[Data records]
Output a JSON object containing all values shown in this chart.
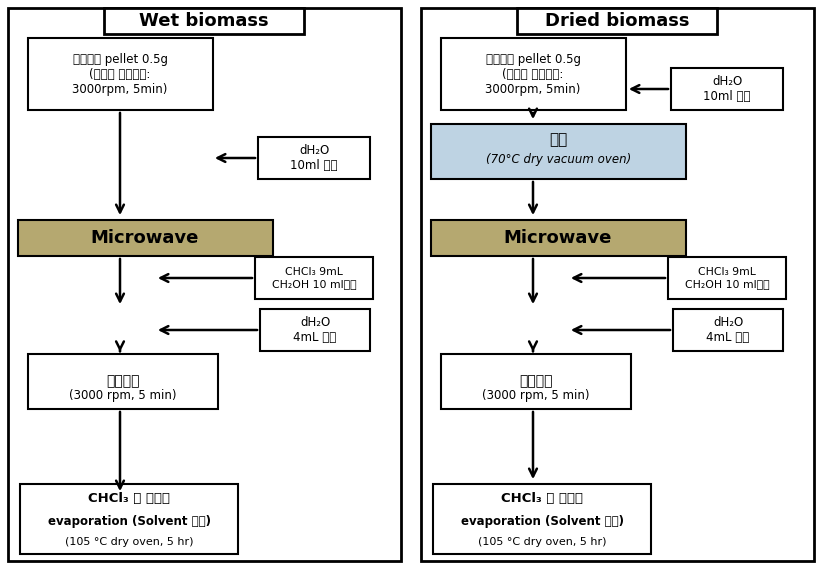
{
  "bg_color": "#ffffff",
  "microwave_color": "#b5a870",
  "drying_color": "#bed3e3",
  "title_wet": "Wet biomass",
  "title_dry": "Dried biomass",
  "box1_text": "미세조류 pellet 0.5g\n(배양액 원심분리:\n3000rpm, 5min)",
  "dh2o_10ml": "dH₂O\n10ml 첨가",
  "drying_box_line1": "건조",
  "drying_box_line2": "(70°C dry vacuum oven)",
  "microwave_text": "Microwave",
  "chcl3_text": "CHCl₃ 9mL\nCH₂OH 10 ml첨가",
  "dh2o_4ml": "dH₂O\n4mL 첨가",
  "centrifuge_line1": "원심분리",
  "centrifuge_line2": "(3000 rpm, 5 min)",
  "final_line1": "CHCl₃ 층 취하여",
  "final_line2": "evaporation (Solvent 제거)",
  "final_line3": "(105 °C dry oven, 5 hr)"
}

**What to produce**
Transcribe each entry above exactly, apart from the pictures.

**Problem solution**
Output a JSON object containing all values shown in this chart.
{
  "bg_color": "#ffffff",
  "microwave_color": "#b5a870",
  "drying_color": "#bed3e3",
  "title_wet": "Wet biomass",
  "title_dry": "Dried biomass",
  "box1_text": "미세조류 pellet 0.5g\n(배양액 원심분리:\n3000rpm, 5min)",
  "dh2o_10ml": "dH₂O\n10ml 첨가",
  "drying_box_line1": "건조",
  "drying_box_line2": "(70°C dry vacuum oven)",
  "microwave_text": "Microwave",
  "chcl3_text": "CHCl₃ 9mL\nCH₂OH 10 ml첨가",
  "dh2o_4ml": "dH₂O\n4mL 첨가",
  "centrifuge_line1": "원심분리",
  "centrifuge_line2": "(3000 rpm, 5 min)",
  "final_line1": "CHCl₃ 층 취하여",
  "final_line2": "evaporation (Solvent 제거)",
  "final_line3": "(105 °C dry oven, 5 hr)"
}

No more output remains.